Even before COVID-19 caused a spike in TV time in Canada, TV continued to be a strong medium of choice. Despite annual declines, TV still commands almost one-third (31.0%) of overall media time this year. But amid stay-at-home measures, consumers turned to a blend of TV and digital video for long-form content.
Users in Canada ages 18 and older will spend 5:00 daily watching TV and digital video this year, 65% of which is TV. On average, daily digital video and TV minutes together will increase by 23 minutes in 2020, a result of COVID-19. Before the pandemic, digital video was directly displacing TV minutes.
We have revised our daily digital video estimate for 2020 to 1:46 from our previous estimate of 1:36. Time spent with video was certainly higher in Q2, and we expect average daily minutes to return to previous levels for the balance of the year. Next year, we expect digital video time to be 1:44 daily.

++++++++

» WORK ORDER
Extend the passage on TV and digital video viewing time in Canada with a few more sentences, starting right after its last sentence.

++++++++

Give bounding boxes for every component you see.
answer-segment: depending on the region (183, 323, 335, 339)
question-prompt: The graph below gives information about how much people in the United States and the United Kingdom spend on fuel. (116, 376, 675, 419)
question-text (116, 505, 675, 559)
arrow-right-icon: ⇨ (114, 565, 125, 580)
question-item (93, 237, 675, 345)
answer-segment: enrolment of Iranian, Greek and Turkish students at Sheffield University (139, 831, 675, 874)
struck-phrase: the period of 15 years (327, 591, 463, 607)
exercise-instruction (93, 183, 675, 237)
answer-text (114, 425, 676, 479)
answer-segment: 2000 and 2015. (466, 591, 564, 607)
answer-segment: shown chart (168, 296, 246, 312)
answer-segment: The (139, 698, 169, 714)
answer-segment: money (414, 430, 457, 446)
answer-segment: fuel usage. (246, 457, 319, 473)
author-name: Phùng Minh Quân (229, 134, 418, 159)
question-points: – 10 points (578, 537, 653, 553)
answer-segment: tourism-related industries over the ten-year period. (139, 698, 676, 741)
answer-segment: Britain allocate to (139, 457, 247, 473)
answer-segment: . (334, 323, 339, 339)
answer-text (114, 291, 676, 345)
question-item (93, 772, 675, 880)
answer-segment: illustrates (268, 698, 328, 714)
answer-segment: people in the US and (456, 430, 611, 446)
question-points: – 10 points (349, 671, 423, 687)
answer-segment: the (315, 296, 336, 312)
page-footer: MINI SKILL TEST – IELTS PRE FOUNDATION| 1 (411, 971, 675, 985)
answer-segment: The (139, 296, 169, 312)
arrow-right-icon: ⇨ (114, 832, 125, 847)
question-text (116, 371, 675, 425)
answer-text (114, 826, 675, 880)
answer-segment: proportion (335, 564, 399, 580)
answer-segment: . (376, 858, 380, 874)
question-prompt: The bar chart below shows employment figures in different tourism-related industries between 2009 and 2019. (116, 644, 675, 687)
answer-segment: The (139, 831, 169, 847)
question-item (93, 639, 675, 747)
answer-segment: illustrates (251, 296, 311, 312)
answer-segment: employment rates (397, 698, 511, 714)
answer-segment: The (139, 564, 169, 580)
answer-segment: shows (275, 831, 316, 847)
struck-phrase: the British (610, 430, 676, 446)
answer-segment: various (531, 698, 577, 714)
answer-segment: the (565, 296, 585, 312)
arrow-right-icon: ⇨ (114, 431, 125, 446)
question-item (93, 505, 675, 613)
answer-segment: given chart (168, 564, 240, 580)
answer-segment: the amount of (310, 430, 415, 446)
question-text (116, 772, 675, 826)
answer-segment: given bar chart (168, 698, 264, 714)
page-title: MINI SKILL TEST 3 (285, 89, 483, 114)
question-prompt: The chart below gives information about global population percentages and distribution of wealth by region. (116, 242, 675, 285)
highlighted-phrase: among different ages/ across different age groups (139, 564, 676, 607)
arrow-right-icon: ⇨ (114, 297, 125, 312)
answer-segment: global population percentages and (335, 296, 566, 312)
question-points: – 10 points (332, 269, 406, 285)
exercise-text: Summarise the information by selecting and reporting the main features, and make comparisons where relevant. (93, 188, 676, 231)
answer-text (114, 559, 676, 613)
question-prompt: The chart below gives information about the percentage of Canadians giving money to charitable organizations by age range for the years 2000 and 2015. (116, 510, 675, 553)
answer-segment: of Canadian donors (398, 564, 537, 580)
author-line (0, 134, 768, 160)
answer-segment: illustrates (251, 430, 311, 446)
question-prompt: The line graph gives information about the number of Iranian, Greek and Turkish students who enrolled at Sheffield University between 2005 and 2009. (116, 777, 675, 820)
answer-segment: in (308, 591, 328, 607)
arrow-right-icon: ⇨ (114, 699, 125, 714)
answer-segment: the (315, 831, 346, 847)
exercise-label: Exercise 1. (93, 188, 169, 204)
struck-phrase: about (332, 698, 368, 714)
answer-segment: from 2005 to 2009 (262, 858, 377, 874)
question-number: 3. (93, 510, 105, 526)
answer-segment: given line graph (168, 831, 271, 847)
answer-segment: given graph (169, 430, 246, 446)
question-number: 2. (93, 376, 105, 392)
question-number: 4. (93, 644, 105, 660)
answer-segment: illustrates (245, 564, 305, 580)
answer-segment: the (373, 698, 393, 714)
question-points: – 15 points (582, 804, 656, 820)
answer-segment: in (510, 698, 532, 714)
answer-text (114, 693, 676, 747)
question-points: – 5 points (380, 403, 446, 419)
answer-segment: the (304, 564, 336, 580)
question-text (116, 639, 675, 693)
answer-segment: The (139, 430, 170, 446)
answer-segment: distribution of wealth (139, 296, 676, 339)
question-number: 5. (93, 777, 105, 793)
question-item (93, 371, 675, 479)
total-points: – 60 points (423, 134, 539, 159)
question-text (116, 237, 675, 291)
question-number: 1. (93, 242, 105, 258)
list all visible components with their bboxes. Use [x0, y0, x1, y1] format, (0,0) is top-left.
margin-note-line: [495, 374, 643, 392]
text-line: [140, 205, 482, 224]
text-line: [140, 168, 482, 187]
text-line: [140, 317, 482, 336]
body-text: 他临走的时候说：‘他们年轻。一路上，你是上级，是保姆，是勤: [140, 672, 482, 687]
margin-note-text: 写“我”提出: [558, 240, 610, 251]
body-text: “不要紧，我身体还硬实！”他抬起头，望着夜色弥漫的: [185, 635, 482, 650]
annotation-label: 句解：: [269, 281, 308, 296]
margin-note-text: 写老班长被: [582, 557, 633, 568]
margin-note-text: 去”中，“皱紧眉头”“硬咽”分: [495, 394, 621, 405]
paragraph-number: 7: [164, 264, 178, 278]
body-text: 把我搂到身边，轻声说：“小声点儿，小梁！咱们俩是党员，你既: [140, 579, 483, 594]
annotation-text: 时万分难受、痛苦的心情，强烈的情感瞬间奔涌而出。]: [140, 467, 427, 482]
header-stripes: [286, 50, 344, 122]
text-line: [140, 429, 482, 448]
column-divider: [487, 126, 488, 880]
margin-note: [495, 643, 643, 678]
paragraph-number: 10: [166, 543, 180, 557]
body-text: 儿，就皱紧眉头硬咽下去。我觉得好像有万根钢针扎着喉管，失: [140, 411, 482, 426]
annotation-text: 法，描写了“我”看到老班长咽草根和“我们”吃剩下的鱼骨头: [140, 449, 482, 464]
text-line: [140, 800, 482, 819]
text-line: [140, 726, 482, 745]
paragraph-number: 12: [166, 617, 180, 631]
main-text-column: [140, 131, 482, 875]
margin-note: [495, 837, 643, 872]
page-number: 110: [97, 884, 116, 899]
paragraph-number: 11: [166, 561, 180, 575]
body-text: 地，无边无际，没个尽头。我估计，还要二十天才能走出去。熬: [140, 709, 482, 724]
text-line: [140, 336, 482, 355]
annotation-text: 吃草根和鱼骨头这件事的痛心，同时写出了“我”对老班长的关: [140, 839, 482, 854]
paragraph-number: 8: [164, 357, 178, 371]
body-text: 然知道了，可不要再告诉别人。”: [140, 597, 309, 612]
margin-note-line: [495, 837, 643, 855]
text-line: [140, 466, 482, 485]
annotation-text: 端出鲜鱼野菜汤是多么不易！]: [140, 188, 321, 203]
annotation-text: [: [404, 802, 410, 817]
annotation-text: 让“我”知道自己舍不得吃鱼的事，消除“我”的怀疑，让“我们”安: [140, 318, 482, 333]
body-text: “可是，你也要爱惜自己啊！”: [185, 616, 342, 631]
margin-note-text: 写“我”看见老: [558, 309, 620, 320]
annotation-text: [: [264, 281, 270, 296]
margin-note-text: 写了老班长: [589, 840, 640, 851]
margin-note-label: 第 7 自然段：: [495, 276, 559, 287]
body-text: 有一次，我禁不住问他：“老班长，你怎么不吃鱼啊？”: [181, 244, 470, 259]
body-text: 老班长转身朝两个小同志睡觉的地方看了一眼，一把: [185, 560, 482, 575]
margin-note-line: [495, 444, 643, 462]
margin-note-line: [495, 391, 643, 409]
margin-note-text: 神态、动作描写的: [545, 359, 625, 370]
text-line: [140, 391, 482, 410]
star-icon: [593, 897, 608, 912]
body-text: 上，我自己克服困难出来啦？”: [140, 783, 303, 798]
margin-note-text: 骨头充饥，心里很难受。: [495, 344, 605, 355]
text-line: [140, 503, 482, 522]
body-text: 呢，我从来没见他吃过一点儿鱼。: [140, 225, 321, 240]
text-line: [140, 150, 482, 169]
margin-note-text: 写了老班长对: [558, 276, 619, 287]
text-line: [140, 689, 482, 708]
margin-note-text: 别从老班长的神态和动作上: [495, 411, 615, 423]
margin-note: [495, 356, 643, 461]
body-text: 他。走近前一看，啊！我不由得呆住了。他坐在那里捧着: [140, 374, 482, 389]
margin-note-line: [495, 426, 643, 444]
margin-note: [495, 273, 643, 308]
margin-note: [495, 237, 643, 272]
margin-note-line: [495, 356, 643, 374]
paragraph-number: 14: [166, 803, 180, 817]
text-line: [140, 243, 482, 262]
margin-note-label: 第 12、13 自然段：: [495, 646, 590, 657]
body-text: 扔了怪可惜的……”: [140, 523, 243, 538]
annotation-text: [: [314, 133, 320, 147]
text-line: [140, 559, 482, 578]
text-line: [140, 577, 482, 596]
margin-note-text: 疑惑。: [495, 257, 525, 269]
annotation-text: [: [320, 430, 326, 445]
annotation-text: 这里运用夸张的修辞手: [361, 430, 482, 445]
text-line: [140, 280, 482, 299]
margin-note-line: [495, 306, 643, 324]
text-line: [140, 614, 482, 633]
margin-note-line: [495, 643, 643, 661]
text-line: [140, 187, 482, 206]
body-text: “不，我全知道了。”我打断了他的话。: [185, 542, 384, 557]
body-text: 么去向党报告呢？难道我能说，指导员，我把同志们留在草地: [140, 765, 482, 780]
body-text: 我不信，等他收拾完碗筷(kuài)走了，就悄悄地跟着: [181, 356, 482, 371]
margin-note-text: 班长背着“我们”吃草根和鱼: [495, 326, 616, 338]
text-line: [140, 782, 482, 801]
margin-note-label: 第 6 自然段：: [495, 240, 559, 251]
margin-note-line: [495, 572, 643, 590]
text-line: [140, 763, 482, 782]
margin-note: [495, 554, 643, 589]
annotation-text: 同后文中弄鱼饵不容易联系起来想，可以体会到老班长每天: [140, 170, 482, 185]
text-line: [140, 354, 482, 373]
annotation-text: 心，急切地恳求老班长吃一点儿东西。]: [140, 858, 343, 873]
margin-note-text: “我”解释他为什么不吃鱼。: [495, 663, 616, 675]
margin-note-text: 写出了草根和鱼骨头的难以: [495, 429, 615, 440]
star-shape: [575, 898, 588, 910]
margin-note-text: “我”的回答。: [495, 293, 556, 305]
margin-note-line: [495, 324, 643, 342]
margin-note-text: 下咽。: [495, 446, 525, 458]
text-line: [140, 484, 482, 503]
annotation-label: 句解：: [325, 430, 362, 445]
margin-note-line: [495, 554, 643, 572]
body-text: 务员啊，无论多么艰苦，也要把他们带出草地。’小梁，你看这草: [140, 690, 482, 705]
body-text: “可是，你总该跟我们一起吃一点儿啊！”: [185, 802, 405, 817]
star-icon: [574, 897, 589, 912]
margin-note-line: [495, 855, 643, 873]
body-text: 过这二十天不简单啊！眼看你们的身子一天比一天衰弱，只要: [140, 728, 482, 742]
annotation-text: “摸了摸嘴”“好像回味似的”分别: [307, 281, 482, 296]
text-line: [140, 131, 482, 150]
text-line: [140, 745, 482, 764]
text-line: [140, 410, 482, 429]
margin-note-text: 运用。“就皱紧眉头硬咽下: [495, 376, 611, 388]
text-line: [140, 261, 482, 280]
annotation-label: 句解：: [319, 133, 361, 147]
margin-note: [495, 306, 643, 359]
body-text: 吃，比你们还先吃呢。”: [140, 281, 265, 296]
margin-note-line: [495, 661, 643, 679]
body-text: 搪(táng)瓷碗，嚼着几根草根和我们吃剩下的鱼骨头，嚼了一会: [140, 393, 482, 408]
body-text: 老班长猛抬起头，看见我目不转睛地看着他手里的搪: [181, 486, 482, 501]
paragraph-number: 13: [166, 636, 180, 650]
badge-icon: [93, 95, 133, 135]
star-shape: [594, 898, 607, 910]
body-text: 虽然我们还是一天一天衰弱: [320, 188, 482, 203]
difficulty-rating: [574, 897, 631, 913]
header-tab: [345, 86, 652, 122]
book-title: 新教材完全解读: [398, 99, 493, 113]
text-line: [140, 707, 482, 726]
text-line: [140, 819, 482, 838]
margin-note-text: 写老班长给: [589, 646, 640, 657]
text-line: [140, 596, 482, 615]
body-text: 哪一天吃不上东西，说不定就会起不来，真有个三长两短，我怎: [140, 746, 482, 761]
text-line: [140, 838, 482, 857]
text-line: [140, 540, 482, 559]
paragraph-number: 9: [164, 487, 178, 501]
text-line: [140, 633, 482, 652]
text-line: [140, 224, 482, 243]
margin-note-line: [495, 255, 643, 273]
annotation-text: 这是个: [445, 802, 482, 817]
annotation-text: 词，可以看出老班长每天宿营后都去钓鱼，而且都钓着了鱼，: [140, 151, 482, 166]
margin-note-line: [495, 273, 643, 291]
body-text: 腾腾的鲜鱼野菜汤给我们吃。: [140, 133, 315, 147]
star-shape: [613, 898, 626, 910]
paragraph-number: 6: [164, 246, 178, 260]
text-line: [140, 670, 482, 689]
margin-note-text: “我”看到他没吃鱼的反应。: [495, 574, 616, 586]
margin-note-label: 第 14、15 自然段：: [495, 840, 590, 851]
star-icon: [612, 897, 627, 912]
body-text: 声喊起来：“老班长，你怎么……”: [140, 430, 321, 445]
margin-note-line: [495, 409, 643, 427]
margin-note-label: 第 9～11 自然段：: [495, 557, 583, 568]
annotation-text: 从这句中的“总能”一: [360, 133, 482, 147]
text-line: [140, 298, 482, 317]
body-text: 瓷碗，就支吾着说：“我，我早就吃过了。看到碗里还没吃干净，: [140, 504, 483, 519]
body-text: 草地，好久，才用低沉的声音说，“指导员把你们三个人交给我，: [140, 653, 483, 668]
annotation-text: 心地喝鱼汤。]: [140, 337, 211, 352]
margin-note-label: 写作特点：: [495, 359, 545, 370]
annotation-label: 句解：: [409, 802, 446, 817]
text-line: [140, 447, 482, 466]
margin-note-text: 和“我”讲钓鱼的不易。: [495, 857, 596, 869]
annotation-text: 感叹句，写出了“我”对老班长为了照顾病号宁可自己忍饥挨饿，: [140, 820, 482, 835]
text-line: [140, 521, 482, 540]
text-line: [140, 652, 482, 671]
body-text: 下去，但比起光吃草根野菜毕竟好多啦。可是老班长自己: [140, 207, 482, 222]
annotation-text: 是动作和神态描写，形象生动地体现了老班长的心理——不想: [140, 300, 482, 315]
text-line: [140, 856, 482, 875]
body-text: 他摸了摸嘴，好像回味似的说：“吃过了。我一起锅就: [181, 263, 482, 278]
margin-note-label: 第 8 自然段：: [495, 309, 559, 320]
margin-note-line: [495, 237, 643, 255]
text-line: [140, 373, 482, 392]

++++++++

» ANSWER AREA
Over-the-top (OTT) streaming services account for a huge portion of video consumption. More than 20 million people have subscription OTT video services in Canada this year, well over half the population, according to our digital video forecast from 2019. (This number will certainly be much higher when we account for COVID-19.) This includes services like Netflix, Amazon Prime Video, Disney+, Apple TV+, Crave, Sportsnet Now and TSN Direct.
Netflix reported a surge in subscriptions globally during COVID-19. It added 15.8 million subscribers in Q1, more than double what was forecasted by investment analysts. The US and Canada, the largest and most mature geographical segment for the service, accounted for 2.31 million new subscribers.
Cord-cutting in Canada is contributing to digital video’s strength against TV. One estimate from Boon Dog Professional Services stated that Canadian TV providers (including traditional, satellite and telco) lost 278,000 subscribers in 2019, up 63% from the year before.